SOURCE DOCUMENT
My tap TDS is 30-40, municipal supply fed by reservoir caught rainwater coming of the hills.


----------



## GTL_UK (30 Dec 2014)

The meter is brand new so should I calibrate it anyway?


----------



## Andy Thurston (30 Dec 2014)

It should come with a calibration certificate what ppm it was calibrated to. It should be calibrated with the ppm that is closest to the range you are measuring


----------



## X3NiTH (30 Dec 2014)

More than likely its factory calibrated and there is no need. 

You have a baseline already in that your tap TDS is 30 (you can compare this figure with your local water authority report to see if it's in the right ballpark) and tank at 220, so as expected it has measured a difference between the samples, the tap TDS is unlikely to ever be much lower than 30 so you know it's not giving you a wildly inaccurate higher value.


----------



## GTL_UK (30 Dec 2014)

No certificate...  It was £3 new☺


----------



## GTL_UK (30 Dec 2014)

So what calibration liquid do i need ? with 0 ppm ?


----------



## Andy Thurston (30 Dec 2014)

This one
http://m.ebay.co.uk/itm/181537013631?nav=SEARCH


----------



## darren636 (30 Dec 2014)

Gah!

I couldn't find one that low !


Had to settle for  240 ppm


----------



## GTL_UK (30 Dec 2014)

Records from a data source
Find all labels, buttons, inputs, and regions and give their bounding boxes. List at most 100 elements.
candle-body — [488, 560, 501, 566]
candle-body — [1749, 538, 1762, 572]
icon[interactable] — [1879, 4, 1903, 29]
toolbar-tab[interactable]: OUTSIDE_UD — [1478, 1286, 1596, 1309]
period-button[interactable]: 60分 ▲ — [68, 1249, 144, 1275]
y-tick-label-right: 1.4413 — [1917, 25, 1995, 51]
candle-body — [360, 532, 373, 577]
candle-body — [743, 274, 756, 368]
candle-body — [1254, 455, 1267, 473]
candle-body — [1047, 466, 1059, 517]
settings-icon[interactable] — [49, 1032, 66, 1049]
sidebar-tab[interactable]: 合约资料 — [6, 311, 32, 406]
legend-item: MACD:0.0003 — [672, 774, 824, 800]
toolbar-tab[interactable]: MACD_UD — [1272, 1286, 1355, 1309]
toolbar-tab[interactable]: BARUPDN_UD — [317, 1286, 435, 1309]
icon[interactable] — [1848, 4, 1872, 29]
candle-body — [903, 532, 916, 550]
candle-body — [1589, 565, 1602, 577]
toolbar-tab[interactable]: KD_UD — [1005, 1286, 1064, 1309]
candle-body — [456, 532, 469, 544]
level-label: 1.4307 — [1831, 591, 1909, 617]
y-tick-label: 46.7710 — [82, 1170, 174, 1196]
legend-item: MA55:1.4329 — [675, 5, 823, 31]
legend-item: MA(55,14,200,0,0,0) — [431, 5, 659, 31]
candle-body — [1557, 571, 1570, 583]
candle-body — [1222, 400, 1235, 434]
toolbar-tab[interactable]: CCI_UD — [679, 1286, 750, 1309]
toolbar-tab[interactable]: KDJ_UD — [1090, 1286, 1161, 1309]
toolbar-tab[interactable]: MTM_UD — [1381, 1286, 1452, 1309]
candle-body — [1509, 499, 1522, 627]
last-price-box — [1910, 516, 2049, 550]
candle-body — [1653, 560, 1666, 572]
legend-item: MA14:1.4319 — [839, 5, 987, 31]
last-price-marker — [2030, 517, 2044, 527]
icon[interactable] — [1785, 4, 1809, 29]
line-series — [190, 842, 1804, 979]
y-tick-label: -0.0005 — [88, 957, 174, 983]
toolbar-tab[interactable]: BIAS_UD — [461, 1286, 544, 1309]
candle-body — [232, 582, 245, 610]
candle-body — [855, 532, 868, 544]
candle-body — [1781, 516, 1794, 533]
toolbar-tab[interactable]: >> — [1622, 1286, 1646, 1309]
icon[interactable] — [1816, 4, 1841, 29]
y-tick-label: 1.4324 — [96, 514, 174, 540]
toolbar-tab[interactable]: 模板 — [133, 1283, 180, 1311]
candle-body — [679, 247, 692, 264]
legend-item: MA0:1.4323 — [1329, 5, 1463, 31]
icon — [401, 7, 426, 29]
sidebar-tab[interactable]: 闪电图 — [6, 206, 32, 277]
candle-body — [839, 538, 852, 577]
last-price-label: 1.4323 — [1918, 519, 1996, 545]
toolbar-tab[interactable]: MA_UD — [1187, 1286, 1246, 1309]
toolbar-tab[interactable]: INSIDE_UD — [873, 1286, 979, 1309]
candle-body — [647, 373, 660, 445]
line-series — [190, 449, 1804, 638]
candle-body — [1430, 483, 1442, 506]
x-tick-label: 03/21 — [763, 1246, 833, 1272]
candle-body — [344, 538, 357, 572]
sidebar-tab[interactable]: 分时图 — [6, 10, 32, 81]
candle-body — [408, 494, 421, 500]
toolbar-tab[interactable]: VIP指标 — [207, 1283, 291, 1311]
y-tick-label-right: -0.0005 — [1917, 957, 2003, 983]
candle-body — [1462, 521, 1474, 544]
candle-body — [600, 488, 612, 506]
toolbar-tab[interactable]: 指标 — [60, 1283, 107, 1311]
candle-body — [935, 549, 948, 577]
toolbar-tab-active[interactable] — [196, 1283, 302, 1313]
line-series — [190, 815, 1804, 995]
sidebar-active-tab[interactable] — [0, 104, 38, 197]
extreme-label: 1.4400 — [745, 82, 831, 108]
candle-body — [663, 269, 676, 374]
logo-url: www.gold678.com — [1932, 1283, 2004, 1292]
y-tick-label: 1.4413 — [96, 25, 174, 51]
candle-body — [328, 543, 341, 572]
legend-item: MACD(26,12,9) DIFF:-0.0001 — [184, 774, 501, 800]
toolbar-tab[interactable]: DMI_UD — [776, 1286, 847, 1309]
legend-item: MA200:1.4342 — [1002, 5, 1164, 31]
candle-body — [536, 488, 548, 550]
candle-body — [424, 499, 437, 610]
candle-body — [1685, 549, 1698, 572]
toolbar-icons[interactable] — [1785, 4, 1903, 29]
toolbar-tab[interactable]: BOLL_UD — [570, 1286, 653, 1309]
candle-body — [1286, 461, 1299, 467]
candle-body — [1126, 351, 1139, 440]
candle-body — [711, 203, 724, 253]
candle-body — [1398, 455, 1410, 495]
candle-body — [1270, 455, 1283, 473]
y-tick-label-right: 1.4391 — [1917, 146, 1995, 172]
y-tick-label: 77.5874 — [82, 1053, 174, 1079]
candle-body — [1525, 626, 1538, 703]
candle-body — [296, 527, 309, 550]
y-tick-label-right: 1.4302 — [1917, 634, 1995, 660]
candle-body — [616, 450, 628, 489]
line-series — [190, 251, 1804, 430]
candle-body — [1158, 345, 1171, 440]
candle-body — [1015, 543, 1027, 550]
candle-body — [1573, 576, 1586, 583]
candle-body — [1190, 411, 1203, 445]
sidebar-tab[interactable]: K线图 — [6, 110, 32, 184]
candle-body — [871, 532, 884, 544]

PROBLEMS AND TASKS
[1] In the TDS meter thread, condense the paragraph beginning "You have a baseline already" into a short bulleted list that keeps its main facts.
[2] Write the next part of the TDS meter thread, picking up after its final line.

EXERCISE RESULTS
[1]
- The tap TDS of 30 already serves as a baseline and can be checked against the local water authority report.
- The tank reads 220, so the meter picked up the expected difference between the two samples.
- Tap TDS is unlikely ever to be much lower than 30, so the meter is not giving a wildly inaccurate higher reading.

[2]
So with liquid from your link do I calibrate it to 0 or 90?


----------



## Andy Thurston (30 Dec 2014)

darren636 said:


> Gah!
> 
> I couldn't find one that low !
> 
> ...


That was the only one i could find. 
I wonder if its possible to use de ionised water with 0ppm or if you would need at least some ppm to calibrate accurately


----------



## Andy Thurston (30 Dec 2014)

GTL_UK said:


> So with liquid from your link do I calibrate it to 0 or 90?


90


----------



## darren636 (30 Dec 2014)

GTL_UK said:


> So with liquid from your link do I calibrate it to 0 or 90?



 Get your tds calibration solution.
Pour enough into a cup to dip your pen in.  Turn on pen . Leave pen in solution for 5 minutes and calibrate ( with a small screwdriver)  the LCD display to read  the correct value. 
In your case 90 ppm.
Or whatever ppm your calibration solution is.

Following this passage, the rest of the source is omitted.